▸ EXERCISE
Return all of the data exactly, with nothing left out but the pictures.

▸ DATA SHOWN
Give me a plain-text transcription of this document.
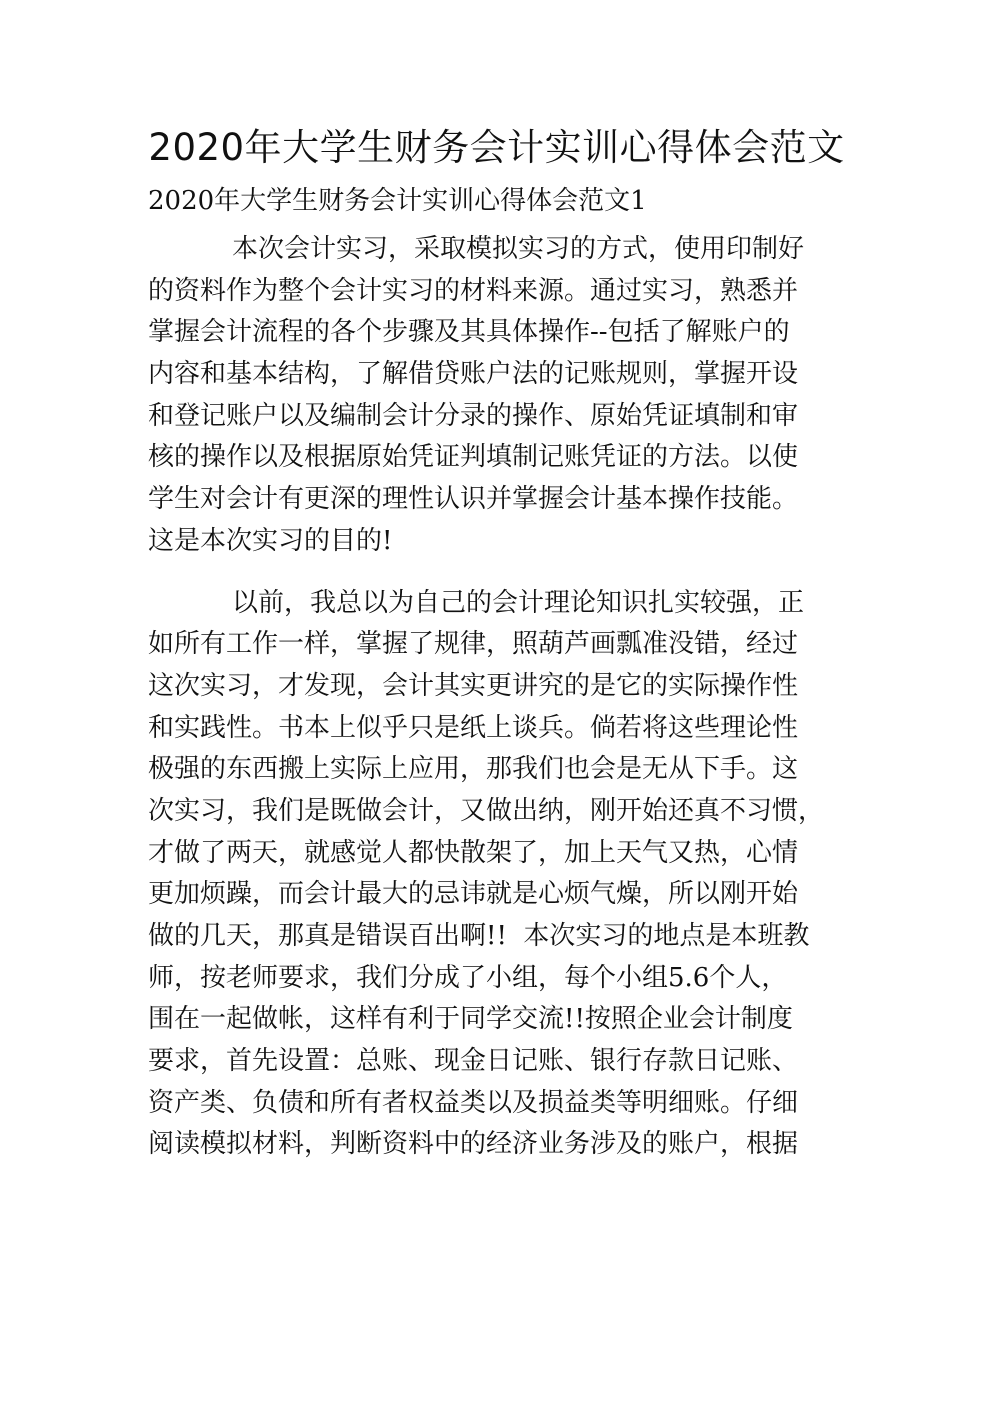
2020年大学生财务会计实训心得体会范文
2020年大学生财务会计实训心得体会范文1
本次会计实习，采取模拟实习的方式，使用印制好
的资料作为整个会计实习的材料来源。通过实习，熟悉并
掌握会计流程的各个步骤及其具体操作--包括了解账户的
内容和基本结构，了解借贷账户法的记账规则，掌握开设
和登记账户以及编制会计分录的操作、原始凭证填制和审
核的操作以及根据原始凭证判填制记账凭证的方法。以使
学生对会计有更深的理性认识并掌握会计基本操作技能。
这是本次实习的目的!
以前，我总以为自己的会计理论知识扎实较强，正
如所有工作一样，掌握了规律，照葫芦画瓢准没错，经过
这次实习，才发现，会计其实更讲究的是它的实际操作性
和实践性。书本上似乎只是纸上谈兵。倘若将这些理论性
极强的东西搬上实际上应用，那我们也会是无从下手。这
次实习，我们是既做会计，又做出纳，刚开始还真不习惯，
才做了两天，就感觉人都快散架了，加上天气又热，心情
更加烦躁，而会计最大的忌讳就是心烦气燥，所以刚开始
做的几天，那真是错误百出啊!!  本次实习的地点是本班教
师，按老师要求，我们分成了小组，每个小组5.6个人，
围在一起做帐，这样有利于同学交流!!按照企业会计制度
要求，首先设置：总账、现金日记账、银行存款日记账、
资产类、负债和所有者权益类以及损益类等明细账。仔细
阅读模拟材料，判断资料中的经济业务涉及的账户，根据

▸ ANSWER
Give me a plain-text transcription of this document.
2020年大学生财务会计实训心得体会范文
2020年大学生财务会计实训心得体会范文1
本次会计实习，采取模拟实习的方式，使用印制好
的资料作为整个会计实习的材料来源。通过实习，熟悉并
掌握会计流程的各个步骤及其具体操作--包括了解账户的
内容和基本结构，了解借贷账户法的记账规则，掌握开设
和登记账户以及编制会计分录的操作、原始凭证填制和审
核的操作以及根据原始凭证判填制记账凭证的方法。以使
学生对会计有更深的理性认识并掌握会计基本操作技能。
这是本次实习的目的!
以前，我总以为自己的会计理论知识扎实较强，正
如所有工作一样，掌握了规律，照葫芦画瓢准没错，经过
这次实习，才发现，会计其实更讲究的是它的实际操作性
和实践性。书本上似乎只是纸上谈兵。倘若将这些理论性
极强的东西搬上实际上应用，那我们也会是无从下手。这
次实习，我们是既做会计，又做出纳，刚开始还真不习惯，
才做了两天，就感觉人都快散架了，加上天气又热，心情
更加烦躁，而会计最大的忌讳就是心烦气燥，所以刚开始
做的几天，那真是错误百出啊!!  本次实习的地点是本班教
师，按老师要求，我们分成了小组，每个小组5.6个人，
围在一起做帐，这样有利于同学交流!!按照企业会计制度
要求，首先设置：总账、现金日记账、银行存款日记账、
资产类、负债和所有者权益类以及损益类等明细账。仔细
阅读模拟材料，判断资料中的经济业务涉及的账户，根据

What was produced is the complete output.